PAGE:
---

An idiosyncratic look at, and comment on, the week's net, technology and science news
by Alan Lenton

We have another gripping version of Winding Down, it’s chock full of goodies for you this weekend! Well, I think that’s the case, anyway – your mileage, as they say, may vary. We have material on self-driving flying cars, 3D advertising displays, a very creepy genealogy site, sticking your head into a particle beam, a very old computer indeed, three videos featuring well known figures in the computer programming world, a nifty cartoon, a video of a rocket launch, and an exhibition of 20th Century maps. Phew! And if that isn’t enough, in the scanner section you can find URLs pointing to Facebook data questions, an obituary for Eugene Cernan (the last man to set foot on the moon), sneakiness from Adobe’s latest Acrobat update, the EU cookie policy ditched, a Gmail phishing technique, an old Apple lawsuit rears its head, and finally a video showing what it’s like to leave the solar system at the speed of light (hint: there’s a lot of space with nothing in it in the solar system).

Enjoy!

Shorts:

I suppose it had to come sooner or later – Airbus are working on a self-driving flying car. Flying cars have been on everyone’s wish list for so long (I first discovered them in James Blish’s book ‘Cities in Flight’ in 1970) that their failure to appear has almost made them a joke. However, on reflection, it seemed to me that autonomous flying taxis is an idea whose time may have come, if it can be achieved economically.

---

Layout dataset entries
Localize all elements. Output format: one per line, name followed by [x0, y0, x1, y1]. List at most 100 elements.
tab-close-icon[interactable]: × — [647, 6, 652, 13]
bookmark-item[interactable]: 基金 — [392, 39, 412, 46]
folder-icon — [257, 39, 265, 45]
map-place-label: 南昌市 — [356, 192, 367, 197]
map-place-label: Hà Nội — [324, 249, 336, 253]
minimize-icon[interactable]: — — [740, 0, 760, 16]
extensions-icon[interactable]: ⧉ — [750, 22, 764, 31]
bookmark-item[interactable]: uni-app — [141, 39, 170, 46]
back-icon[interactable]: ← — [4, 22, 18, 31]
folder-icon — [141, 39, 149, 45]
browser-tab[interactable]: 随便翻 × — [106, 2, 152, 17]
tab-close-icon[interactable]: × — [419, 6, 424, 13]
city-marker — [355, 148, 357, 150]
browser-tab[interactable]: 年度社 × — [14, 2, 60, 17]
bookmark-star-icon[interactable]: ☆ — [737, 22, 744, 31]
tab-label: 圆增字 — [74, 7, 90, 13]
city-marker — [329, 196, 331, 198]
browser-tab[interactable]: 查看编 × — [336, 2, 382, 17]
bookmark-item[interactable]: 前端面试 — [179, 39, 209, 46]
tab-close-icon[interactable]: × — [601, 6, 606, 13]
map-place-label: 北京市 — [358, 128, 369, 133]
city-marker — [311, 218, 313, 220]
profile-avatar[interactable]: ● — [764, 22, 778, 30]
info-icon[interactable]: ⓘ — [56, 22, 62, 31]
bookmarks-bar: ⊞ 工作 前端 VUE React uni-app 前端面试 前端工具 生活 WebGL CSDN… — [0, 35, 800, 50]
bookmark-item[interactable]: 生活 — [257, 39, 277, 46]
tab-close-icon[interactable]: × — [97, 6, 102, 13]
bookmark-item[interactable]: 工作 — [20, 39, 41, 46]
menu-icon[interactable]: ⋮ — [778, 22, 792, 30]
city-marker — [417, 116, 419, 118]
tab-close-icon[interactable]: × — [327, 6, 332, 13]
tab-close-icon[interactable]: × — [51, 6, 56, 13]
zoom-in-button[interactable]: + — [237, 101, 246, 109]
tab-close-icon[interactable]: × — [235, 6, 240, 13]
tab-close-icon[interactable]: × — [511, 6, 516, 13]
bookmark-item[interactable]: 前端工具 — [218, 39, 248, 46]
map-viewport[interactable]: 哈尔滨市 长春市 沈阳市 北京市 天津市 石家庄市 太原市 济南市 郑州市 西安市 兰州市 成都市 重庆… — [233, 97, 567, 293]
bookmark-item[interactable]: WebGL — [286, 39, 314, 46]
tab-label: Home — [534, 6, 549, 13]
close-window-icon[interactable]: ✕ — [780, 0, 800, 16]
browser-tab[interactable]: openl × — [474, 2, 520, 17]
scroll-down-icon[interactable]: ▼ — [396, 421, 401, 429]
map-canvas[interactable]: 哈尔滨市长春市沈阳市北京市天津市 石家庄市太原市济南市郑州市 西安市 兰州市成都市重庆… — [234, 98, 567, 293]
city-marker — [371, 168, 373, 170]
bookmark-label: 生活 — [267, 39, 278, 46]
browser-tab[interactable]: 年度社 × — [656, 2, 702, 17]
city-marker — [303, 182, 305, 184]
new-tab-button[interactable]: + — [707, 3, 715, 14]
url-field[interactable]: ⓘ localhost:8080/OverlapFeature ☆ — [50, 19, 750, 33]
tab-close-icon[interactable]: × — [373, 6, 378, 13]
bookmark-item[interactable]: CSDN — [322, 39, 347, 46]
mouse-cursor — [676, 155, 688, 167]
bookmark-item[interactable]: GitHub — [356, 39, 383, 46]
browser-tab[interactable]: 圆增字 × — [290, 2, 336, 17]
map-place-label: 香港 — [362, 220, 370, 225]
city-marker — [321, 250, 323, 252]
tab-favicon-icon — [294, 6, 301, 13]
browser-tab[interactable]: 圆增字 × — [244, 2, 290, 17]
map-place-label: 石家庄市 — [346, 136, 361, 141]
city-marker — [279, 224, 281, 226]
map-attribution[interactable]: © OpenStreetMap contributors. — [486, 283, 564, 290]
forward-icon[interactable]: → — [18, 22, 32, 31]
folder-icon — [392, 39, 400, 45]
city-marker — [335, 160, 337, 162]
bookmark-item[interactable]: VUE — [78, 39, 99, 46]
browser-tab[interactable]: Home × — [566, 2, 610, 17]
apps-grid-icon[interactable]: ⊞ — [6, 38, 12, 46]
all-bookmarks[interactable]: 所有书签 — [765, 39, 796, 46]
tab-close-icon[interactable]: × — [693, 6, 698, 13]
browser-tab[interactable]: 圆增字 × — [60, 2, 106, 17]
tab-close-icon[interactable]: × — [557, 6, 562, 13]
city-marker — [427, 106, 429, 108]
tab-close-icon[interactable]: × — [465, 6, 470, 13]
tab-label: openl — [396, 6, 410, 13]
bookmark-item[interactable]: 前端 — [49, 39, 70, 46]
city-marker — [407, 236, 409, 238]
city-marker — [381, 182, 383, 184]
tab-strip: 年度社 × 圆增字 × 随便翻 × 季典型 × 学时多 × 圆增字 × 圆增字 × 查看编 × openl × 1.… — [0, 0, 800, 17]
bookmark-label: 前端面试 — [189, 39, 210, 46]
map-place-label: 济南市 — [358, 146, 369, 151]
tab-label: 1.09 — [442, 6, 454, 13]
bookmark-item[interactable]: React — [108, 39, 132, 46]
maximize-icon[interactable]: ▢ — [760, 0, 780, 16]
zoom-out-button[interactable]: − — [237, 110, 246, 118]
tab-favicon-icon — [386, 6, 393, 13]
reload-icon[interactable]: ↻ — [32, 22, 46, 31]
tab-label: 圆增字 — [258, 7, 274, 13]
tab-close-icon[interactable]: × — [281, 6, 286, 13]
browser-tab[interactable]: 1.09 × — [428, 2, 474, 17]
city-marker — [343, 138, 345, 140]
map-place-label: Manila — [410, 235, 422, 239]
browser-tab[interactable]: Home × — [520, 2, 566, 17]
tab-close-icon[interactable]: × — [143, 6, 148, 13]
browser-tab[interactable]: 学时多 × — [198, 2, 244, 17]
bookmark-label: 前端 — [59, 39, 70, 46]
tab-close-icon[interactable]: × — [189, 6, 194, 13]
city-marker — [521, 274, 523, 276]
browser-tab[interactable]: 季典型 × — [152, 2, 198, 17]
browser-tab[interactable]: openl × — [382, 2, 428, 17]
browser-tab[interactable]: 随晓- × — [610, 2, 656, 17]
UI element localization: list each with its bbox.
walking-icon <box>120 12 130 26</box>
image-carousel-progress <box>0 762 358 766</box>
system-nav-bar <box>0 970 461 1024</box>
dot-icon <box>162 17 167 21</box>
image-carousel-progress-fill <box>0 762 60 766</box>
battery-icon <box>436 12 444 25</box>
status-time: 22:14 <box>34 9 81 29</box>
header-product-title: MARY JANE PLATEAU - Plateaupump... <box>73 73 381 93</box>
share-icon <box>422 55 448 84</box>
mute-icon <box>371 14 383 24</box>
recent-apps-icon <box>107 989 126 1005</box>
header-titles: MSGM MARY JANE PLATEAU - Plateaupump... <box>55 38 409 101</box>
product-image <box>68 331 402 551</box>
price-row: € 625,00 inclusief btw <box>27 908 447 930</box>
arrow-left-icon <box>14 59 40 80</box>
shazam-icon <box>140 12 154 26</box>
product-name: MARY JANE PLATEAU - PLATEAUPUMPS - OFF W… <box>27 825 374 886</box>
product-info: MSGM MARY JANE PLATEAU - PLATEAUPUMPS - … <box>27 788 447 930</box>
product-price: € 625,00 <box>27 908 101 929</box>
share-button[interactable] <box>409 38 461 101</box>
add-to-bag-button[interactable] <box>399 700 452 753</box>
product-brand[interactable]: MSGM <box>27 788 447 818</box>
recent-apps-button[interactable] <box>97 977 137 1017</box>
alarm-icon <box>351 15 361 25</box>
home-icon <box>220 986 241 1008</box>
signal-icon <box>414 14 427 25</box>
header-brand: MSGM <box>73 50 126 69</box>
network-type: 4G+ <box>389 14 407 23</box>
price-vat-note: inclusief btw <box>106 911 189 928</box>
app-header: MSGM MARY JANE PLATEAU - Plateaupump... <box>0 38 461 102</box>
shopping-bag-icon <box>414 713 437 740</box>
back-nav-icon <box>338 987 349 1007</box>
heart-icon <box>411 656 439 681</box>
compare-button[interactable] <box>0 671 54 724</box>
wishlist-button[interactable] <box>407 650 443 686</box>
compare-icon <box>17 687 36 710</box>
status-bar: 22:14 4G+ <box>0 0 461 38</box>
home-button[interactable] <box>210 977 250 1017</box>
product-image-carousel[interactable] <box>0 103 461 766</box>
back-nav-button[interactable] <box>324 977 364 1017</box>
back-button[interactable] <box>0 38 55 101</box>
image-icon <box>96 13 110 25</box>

---

WRITTEN PROBLEM 1:
In the Winding Down column, which company is working on a self-driving flying car?
WRITTEN PROBLEM 2:
Gather every line of the records that contains the string "compare". Case counts.

ANSWER 1:
Airbus

ANSWER 2:
compare-button[interactable] <box>0 671 54 724</box>
compare-icon <box>17 687 36 710</box>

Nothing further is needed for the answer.